>> Start Exercise inputs

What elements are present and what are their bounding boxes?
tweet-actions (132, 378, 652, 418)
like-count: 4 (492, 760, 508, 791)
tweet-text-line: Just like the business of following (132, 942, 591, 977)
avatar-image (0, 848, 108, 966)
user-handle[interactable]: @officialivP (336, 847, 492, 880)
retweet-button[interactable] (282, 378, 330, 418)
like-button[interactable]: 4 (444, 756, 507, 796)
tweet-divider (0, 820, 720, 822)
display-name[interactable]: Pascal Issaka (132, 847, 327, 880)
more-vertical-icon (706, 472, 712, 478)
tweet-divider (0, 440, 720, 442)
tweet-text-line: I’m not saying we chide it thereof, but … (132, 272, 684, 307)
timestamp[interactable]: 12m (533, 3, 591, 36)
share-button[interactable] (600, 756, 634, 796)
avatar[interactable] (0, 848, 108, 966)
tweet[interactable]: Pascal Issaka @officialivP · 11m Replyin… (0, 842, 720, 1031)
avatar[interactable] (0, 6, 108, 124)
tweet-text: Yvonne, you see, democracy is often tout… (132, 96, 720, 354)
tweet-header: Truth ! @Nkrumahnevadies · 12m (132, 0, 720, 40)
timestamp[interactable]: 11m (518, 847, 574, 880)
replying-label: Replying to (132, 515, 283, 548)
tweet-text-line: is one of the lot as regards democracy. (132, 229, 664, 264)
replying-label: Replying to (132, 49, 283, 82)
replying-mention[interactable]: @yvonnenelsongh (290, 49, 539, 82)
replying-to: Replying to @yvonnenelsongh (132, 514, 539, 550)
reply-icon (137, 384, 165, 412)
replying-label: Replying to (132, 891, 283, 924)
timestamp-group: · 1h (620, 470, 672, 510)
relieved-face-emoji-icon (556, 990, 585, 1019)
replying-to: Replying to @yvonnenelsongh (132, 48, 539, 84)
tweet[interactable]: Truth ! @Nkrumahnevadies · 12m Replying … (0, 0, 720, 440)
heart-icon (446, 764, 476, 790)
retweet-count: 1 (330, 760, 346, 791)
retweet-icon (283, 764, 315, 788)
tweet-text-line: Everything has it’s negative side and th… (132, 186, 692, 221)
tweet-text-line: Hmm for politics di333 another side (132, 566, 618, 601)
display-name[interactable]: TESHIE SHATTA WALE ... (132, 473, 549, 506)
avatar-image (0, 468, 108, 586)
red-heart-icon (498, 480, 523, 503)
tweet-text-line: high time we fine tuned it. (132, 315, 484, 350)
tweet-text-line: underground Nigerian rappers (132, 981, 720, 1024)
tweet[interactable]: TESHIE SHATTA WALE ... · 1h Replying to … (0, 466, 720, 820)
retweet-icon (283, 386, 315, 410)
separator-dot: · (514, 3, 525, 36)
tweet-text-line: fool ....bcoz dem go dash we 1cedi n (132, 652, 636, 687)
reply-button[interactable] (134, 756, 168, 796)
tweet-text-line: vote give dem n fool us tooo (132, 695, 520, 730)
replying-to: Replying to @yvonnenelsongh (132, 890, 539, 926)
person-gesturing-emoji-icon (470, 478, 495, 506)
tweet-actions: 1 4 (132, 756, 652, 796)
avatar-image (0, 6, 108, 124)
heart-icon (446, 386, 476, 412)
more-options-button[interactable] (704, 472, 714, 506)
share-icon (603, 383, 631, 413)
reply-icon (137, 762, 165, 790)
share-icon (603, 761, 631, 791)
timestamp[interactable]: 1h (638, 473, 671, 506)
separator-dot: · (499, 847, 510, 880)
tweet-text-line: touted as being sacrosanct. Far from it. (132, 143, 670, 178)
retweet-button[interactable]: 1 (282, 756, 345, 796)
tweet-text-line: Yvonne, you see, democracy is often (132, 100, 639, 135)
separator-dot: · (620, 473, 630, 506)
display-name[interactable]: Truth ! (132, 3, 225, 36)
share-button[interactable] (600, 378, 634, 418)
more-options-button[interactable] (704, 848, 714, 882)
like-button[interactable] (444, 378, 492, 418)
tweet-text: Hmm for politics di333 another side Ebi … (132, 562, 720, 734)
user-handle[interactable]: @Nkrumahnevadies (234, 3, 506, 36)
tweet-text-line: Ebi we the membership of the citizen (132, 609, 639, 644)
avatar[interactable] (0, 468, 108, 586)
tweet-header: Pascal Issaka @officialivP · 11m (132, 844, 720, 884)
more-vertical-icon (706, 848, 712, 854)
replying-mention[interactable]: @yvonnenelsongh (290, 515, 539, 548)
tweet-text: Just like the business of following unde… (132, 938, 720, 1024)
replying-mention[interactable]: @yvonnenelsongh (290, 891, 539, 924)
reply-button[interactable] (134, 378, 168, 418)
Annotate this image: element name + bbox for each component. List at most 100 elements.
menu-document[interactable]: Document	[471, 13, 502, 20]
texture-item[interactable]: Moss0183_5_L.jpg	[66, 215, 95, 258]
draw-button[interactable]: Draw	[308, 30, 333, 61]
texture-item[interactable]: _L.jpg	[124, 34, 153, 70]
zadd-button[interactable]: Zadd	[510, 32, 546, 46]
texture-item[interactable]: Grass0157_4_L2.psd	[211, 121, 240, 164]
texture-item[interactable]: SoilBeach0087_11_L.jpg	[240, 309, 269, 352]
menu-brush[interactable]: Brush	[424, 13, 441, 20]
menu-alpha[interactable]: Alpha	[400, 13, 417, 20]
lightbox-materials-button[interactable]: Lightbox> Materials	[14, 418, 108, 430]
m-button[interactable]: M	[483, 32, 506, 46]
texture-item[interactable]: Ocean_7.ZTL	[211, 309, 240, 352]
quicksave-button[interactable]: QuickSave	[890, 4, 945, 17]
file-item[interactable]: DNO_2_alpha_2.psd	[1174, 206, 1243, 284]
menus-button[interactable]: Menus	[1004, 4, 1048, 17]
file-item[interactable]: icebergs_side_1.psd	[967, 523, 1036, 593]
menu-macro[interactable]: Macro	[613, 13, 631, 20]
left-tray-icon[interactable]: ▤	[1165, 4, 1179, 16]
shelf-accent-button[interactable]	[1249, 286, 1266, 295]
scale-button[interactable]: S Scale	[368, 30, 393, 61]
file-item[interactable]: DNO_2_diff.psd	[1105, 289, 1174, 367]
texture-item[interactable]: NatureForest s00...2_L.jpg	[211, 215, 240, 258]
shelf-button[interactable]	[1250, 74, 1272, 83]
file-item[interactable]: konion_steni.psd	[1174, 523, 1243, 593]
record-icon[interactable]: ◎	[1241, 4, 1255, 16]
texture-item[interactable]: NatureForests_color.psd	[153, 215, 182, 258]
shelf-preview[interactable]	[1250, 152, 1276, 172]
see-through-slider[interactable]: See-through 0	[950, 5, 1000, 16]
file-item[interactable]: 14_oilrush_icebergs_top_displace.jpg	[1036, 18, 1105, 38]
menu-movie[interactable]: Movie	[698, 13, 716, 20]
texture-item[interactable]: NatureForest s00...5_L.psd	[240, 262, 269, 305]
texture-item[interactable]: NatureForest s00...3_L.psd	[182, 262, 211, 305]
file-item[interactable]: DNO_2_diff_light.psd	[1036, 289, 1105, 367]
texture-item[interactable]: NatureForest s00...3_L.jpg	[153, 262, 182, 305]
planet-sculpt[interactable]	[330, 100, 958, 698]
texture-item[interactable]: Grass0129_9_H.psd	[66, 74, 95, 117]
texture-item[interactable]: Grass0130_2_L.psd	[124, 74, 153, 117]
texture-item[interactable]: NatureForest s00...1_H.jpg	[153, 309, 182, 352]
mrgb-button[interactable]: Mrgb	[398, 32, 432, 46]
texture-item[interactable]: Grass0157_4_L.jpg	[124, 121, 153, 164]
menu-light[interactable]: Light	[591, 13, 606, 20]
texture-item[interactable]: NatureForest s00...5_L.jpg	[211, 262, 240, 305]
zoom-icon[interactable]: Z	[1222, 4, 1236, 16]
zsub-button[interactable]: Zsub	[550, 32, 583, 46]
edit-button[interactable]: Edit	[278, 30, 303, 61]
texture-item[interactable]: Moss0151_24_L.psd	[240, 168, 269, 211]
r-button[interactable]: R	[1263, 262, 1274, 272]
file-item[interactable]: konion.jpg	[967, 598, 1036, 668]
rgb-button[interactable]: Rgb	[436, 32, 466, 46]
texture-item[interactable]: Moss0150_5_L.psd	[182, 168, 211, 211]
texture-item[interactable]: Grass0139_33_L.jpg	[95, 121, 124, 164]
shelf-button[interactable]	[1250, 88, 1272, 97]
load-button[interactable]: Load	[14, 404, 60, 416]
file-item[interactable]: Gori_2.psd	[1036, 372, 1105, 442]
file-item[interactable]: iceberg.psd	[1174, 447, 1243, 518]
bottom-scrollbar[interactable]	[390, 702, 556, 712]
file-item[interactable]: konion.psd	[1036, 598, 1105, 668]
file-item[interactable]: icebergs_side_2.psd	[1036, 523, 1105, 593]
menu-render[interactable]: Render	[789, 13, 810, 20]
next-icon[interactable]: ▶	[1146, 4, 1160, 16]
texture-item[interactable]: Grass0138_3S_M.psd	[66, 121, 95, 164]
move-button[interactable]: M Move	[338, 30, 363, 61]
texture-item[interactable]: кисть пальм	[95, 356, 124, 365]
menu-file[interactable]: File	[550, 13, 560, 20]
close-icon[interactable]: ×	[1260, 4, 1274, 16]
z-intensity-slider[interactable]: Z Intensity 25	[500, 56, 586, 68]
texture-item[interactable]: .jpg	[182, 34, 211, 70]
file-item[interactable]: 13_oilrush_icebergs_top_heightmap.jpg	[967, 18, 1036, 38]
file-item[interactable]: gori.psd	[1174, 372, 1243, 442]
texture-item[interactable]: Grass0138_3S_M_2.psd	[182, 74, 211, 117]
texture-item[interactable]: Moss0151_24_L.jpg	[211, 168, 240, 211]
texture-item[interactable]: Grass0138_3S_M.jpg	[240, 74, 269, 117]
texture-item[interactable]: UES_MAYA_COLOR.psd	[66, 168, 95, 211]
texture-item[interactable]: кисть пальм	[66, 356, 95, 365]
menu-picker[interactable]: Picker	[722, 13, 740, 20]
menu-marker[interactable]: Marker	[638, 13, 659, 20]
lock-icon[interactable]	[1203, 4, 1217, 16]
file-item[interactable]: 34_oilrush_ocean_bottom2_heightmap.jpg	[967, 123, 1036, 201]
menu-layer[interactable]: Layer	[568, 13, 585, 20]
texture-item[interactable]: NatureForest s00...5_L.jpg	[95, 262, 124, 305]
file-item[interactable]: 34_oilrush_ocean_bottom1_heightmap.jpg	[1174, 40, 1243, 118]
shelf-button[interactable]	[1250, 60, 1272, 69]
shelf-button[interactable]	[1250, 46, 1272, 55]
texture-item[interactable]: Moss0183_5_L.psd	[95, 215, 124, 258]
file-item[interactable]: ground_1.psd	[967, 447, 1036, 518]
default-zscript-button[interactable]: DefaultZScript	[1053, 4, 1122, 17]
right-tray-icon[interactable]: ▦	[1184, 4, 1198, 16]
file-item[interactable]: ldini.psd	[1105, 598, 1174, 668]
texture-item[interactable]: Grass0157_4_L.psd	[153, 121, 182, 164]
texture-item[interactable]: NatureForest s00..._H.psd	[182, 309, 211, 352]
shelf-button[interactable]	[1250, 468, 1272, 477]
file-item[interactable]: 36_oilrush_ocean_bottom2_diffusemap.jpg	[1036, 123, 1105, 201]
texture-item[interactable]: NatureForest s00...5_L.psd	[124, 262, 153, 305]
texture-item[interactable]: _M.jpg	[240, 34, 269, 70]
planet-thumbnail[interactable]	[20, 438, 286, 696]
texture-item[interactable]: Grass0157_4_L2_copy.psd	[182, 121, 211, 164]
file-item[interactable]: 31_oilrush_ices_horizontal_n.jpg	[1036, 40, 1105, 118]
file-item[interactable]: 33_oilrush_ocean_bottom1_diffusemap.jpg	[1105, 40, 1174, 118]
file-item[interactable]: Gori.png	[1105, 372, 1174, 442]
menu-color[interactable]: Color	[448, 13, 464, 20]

>> End Exercise inputs

• Exercise instructions
Copy out the lines above, from the first one through the line containing "red-heart-icon (498, 480, 523, 503)", including both ends.

• Result
What elements are present and what are their bounding boxes?
tweet-actions (132, 378, 652, 418)
like-count: 4 (492, 760, 508, 791)
tweet-text-line: Just like the business of following (132, 942, 591, 977)
avatar-image (0, 848, 108, 966)
user-handle[interactable]: @officialivP (336, 847, 492, 880)
retweet-button[interactable] (282, 378, 330, 418)
like-button[interactable]: 4 (444, 756, 507, 796)
tweet-divider (0, 820, 720, 822)
display-name[interactable]: Pascal Issaka (132, 847, 327, 880)
more-vertical-icon (706, 472, 712, 478)
tweet-divider (0, 440, 720, 442)
tweet-text-line: I’m not saying we chide it thereof, but … (132, 272, 684, 307)
timestamp[interactable]: 12m (533, 3, 591, 36)
share-button[interactable] (600, 756, 634, 796)
avatar[interactable] (0, 848, 108, 966)
tweet[interactable]: Pascal Issaka @officialivP · 11m Replyin… (0, 842, 720, 1031)
avatar[interactable] (0, 6, 108, 124)
tweet-text: Yvonne, you see, democracy is often tout… (132, 96, 720, 354)
tweet-header: Truth ! @Nkrumahnevadies · 12m (132, 0, 720, 40)
timestamp[interactable]: 11m (518, 847, 574, 880)
replying-label: Replying to (132, 515, 283, 548)
tweet-text-line: is one of the lot as regards democracy. (132, 229, 664, 264)
replying-label: Replying to (132, 49, 283, 82)
replying-mention[interactable]: @yvonnenelsongh (290, 49, 539, 82)
replying-to: Replying to @yvonnenelsongh (132, 514, 539, 550)
reply-icon (137, 384, 165, 412)
replying-label: Replying to (132, 891, 283, 924)
timestamp-group: · 1h (620, 470, 672, 510)
relieved-face-emoji-icon (556, 990, 585, 1019)
replying-to: Replying to @yvonnenelsongh (132, 48, 539, 84)
tweet[interactable]: Truth ! @Nkrumahnevadies · 12m Replying … (0, 0, 720, 440)
heart-icon (446, 764, 476, 790)
retweet-count: 1 (330, 760, 346, 791)
retweet-icon (283, 764, 315, 788)
tweet-text-line: Everything has it’s negative side and th… (132, 186, 692, 221)
tweet-text-line: Hmm for politics di333 another side (132, 566, 618, 601)
display-name[interactable]: TESHIE SHATTA WALE ... (132, 473, 549, 506)
avatar-image (0, 468, 108, 586)
red-heart-icon (498, 480, 523, 503)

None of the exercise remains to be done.